> **RECORDS TO USE**

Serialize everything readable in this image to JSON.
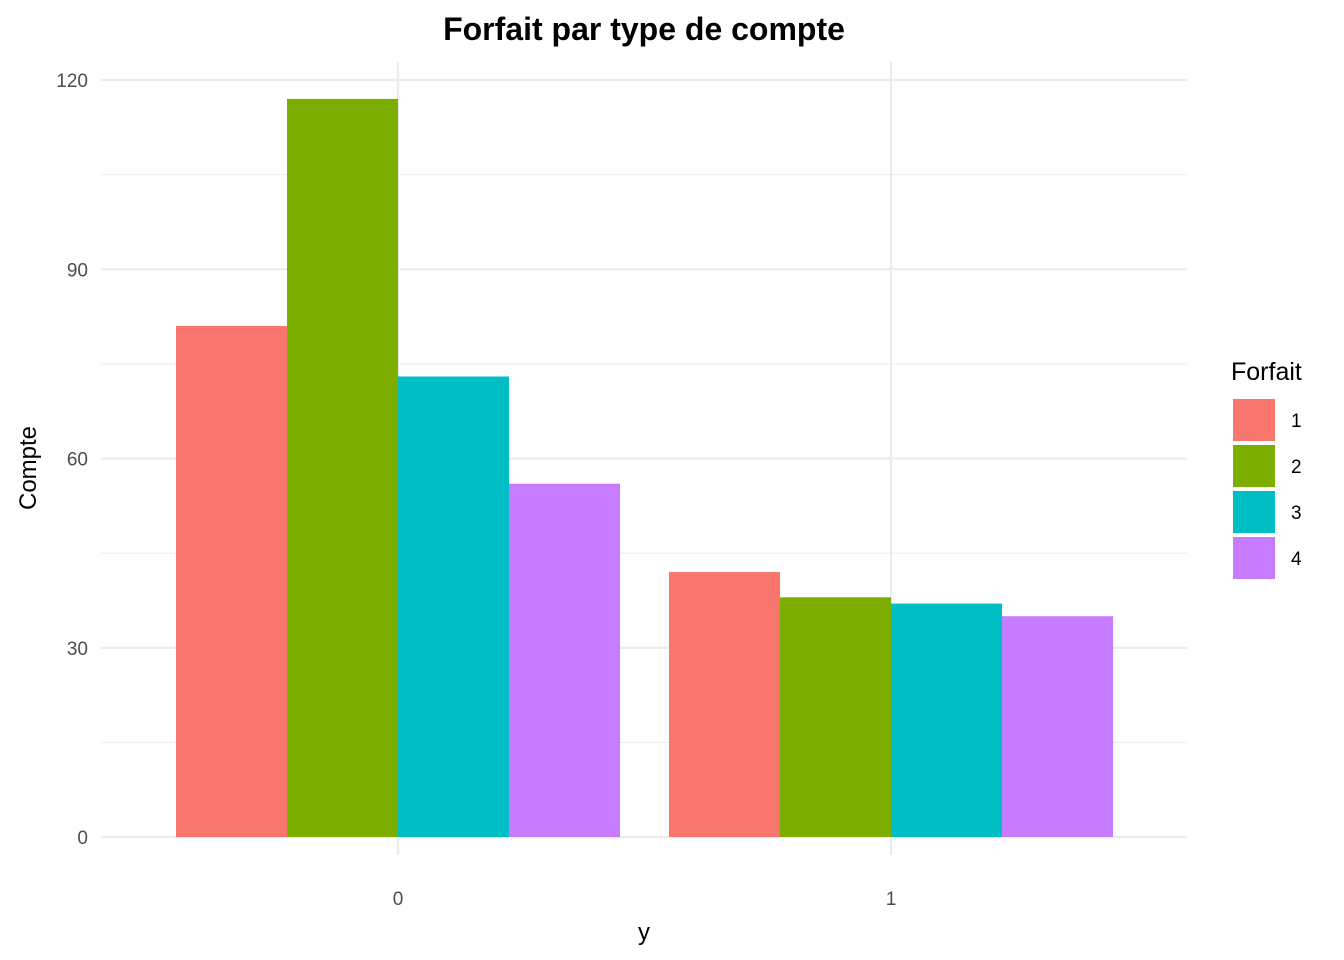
{
  "chart_data": {
    "type": "bar",
    "title": "Forfait par type de compte",
    "xlabel": "y",
    "ylabel": "Compte",
    "categories": [
      "0",
      "1"
    ],
    "series": [
      {
        "name": "1",
        "values": [
          81,
          42
        ]
      },
      {
        "name": "2",
        "values": [
          117,
          38
        ]
      },
      {
        "name": "3",
        "values": [
          73,
          37
        ]
      },
      {
        "name": "4",
        "values": [
          56,
          35
        ]
      }
    ],
    "ylim": [
      0,
      120
    ],
    "yticks": [
      0,
      30,
      60,
      90,
      120
    ],
    "legend": {
      "title": "Forfait",
      "placement": "right"
    },
    "grid": true
  },
  "colors": {
    "series": [
      "#F8766D",
      "#7CAE00",
      "#00BFC4",
      "#C77CFF"
    ],
    "grid": "#ebebeb"
  }
}
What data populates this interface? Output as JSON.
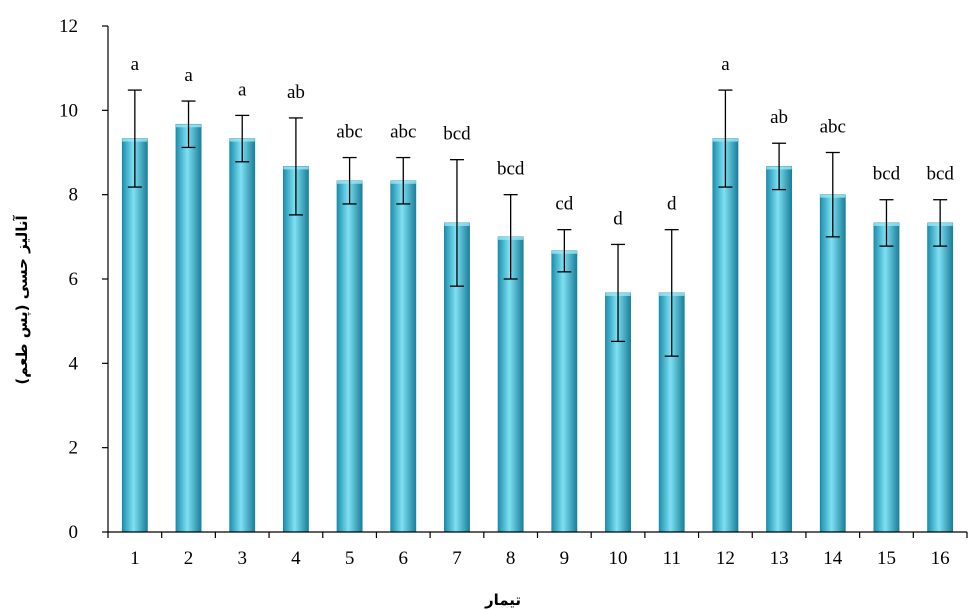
{
  "chart_data": {
    "type": "bar",
    "xlabel": "تیمار",
    "ylabel": "آنالیز حسی (پس طعم)",
    "categories": [
      "1",
      "2",
      "3",
      "4",
      "5",
      "6",
      "7",
      "8",
      "9",
      "10",
      "11",
      "12",
      "13",
      "14",
      "15",
      "16"
    ],
    "values": [
      9.33,
      9.67,
      9.33,
      8.67,
      8.33,
      8.33,
      7.33,
      7.0,
      6.67,
      5.67,
      5.67,
      9.33,
      8.67,
      8.0,
      7.33,
      7.33
    ],
    "error": [
      1.15,
      0.55,
      0.55,
      1.15,
      0.55,
      0.55,
      1.5,
      1.0,
      0.5,
      1.15,
      1.5,
      1.15,
      0.55,
      1.0,
      0.55,
      0.55
    ],
    "significance_labels": [
      "a",
      "a",
      "a",
      "ab",
      "abc",
      "abc",
      "bcd",
      "bcd",
      "cd",
      "d",
      "d",
      "a",
      "ab",
      "abc",
      "bcd",
      "bcd"
    ],
    "y_ticks": [
      "0",
      "2",
      "4",
      "6",
      "8",
      "10",
      "12"
    ],
    "ylim": [
      0,
      12
    ],
    "grid": false,
    "legend": "none",
    "colors": {
      "bar_light": "#7fe0f2",
      "bar_mid": "#2fb0cf",
      "bar_dark": "#1a7f9b",
      "axis": "#000000"
    }
  }
}
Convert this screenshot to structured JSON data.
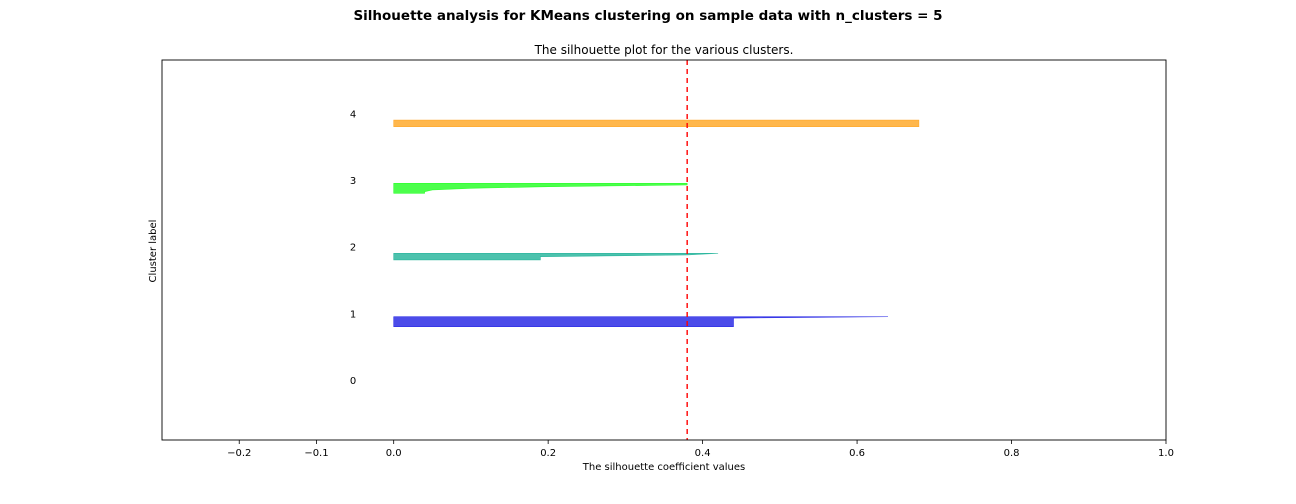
{
  "suptitle": "Silhouette analysis for KMeans clustering on sample data with n_clusters = 5",
  "chart_data": {
    "type": "area",
    "title": "The silhouette plot for the various clusters.",
    "xlabel": "The silhouette coefficient values",
    "ylabel": "Cluster label",
    "xlim": [
      -0.3,
      1.0
    ],
    "ylim": [
      0,
      57
    ],
    "xticks": [
      -0.2,
      -0.1,
      0.0,
      0.2,
      0.4,
      0.6,
      0.8,
      1.0
    ],
    "xtick_labels": [
      "−0.2",
      "−0.1",
      "0.0",
      "0.2",
      "0.4",
      "0.6",
      "0.8",
      "1.0"
    ],
    "grid": false,
    "legend": "none",
    "average_silhouette": 0.38,
    "average_line_color": "#ff0000",
    "clusters": [
      {
        "label": "0",
        "y_lower": 7,
        "y_upper": 7,
        "label_y": 9,
        "color": "#ff0000",
        "values": []
      },
      {
        "label": "1",
        "y_lower": 17,
        "y_upper": 18.5,
        "label_y": 19,
        "color": "#0000e0",
        "values": [
          0.64,
          0.44,
          0.44,
          0.44,
          0.44,
          0.44,
          0.44,
          0.44
        ]
      },
      {
        "label": "2",
        "y_lower": 27,
        "y_upper": 28,
        "label_y": 29,
        "color": "#00a88a",
        "values": [
          0.42,
          0.38,
          0.19,
          0.19,
          0.19
        ]
      },
      {
        "label": "3",
        "y_lower": 37,
        "y_upper": 38.5,
        "label_y": 39,
        "color": "#00ff00",
        "values": [
          0.38,
          0.38,
          0.2,
          0.1,
          0.05,
          0.04,
          0.04
        ]
      },
      {
        "label": "4",
        "y_lower": 47,
        "y_upper": 48,
        "label_y": 49,
        "color": "#ff9900",
        "values": [
          0.68,
          0.68,
          0.68,
          0.68
        ]
      }
    ]
  }
}
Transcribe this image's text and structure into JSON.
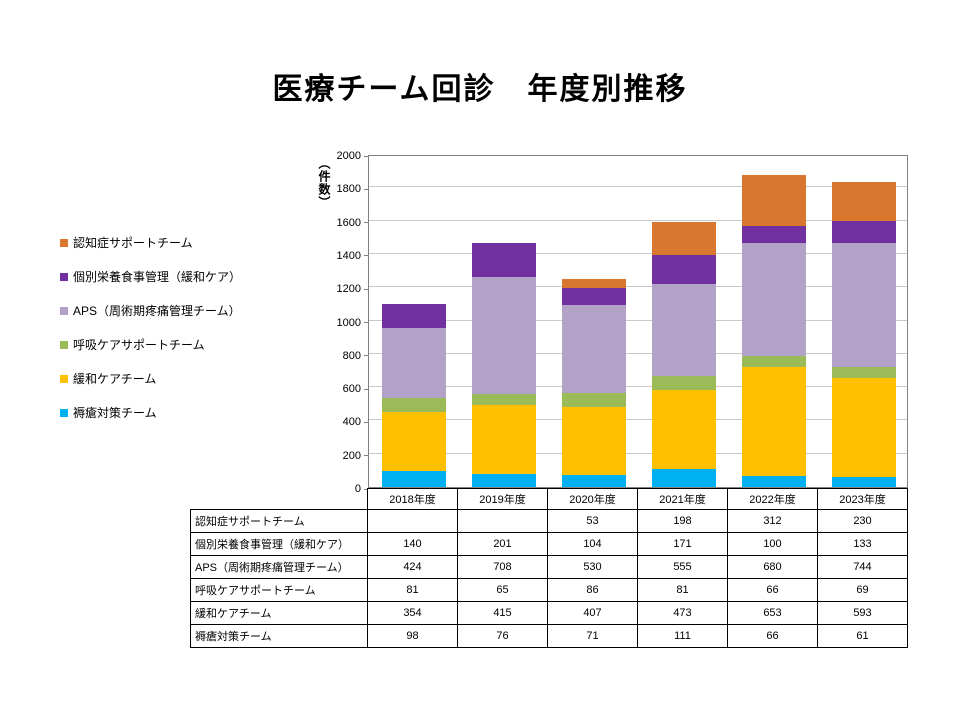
{
  "slide": {
    "title": "医療チーム回診　年度別推移"
  },
  "chart_data": {
    "type": "bar",
    "stacked": true,
    "title": "医療チーム回診　年度別推移",
    "xlabel": "",
    "ylabel": "（件数）",
    "ylim": [
      0,
      2000
    ],
    "yticks": [
      0,
      200,
      400,
      600,
      800,
      1000,
      1200,
      1400,
      1600,
      1800,
      2000
    ],
    "grid": true,
    "legend_position": "left",
    "categories": [
      "2018年度",
      "2019年度",
      "2020年度",
      "2021年度",
      "2022年度",
      "2023年度"
    ],
    "series": [
      {
        "name": "褥瘡対策チーム",
        "color": "#00B0F0",
        "values": [
          98,
          76,
          71,
          111,
          66,
          61
        ]
      },
      {
        "name": "緩和ケアチーム",
        "color": "#FFC000",
        "values": [
          354,
          415,
          407,
          473,
          653,
          593
        ]
      },
      {
        "name": "呼吸ケアサポートチーム",
        "color": "#9BBB59",
        "values": [
          81,
          65,
          86,
          81,
          66,
          69
        ]
      },
      {
        "name": "APS（周術期疼痛管理チーム）",
        "color": "#B3A2C7",
        "values": [
          424,
          708,
          530,
          555,
          680,
          744
        ]
      },
      {
        "name": "個別栄養食事管理（緩和ケア）",
        "color": "#7030A0",
        "values": [
          140,
          201,
          104,
          171,
          100,
          133
        ]
      },
      {
        "name": "認知症サポートチーム",
        "color": "#D9772E",
        "values": [
          null,
          null,
          53,
          198,
          312,
          230
        ]
      }
    ],
    "legend_order_top_to_bottom": [
      "認知症サポートチーム",
      "個別栄養食事管理（緩和ケア）",
      "APS（周術期疼痛管理チーム）",
      "呼吸ケアサポートチーム",
      "緩和ケアチーム",
      "褥瘡対策チーム"
    ]
  },
  "table": {
    "header": [
      "",
      "2018年度",
      "2019年度",
      "2020年度",
      "2021年度",
      "2022年度",
      "2023年度"
    ],
    "rows": [
      {
        "label": "認知症サポートチーム",
        "values": [
          "",
          "",
          "53",
          "198",
          "312",
          "230"
        ]
      },
      {
        "label": "個別栄養食事管理（緩和ケア）",
        "values": [
          "140",
          "201",
          "104",
          "171",
          "100",
          "133"
        ]
      },
      {
        "label": "APS（周術期疼痛管理チーム）",
        "values": [
          "424",
          "708",
          "530",
          "555",
          "680",
          "744"
        ]
      },
      {
        "label": "呼吸ケアサポートチーム",
        "values": [
          "81",
          "65",
          "86",
          "81",
          "66",
          "69"
        ]
      },
      {
        "label": "緩和ケアチーム",
        "values": [
          "354",
          "415",
          "407",
          "473",
          "653",
          "593"
        ]
      },
      {
        "label": "褥瘡対策チーム",
        "values": [
          "98",
          "76",
          "71",
          "111",
          "66",
          "61"
        ]
      }
    ]
  }
}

> **STATED PROBLEM**
Look over the records above and copy each line that includes the string "年度別推移".

> **TASK RESPONSE**
    "title": "医療チーム回診　年度別推移"
    "title": "医療チーム回診　年度別推移",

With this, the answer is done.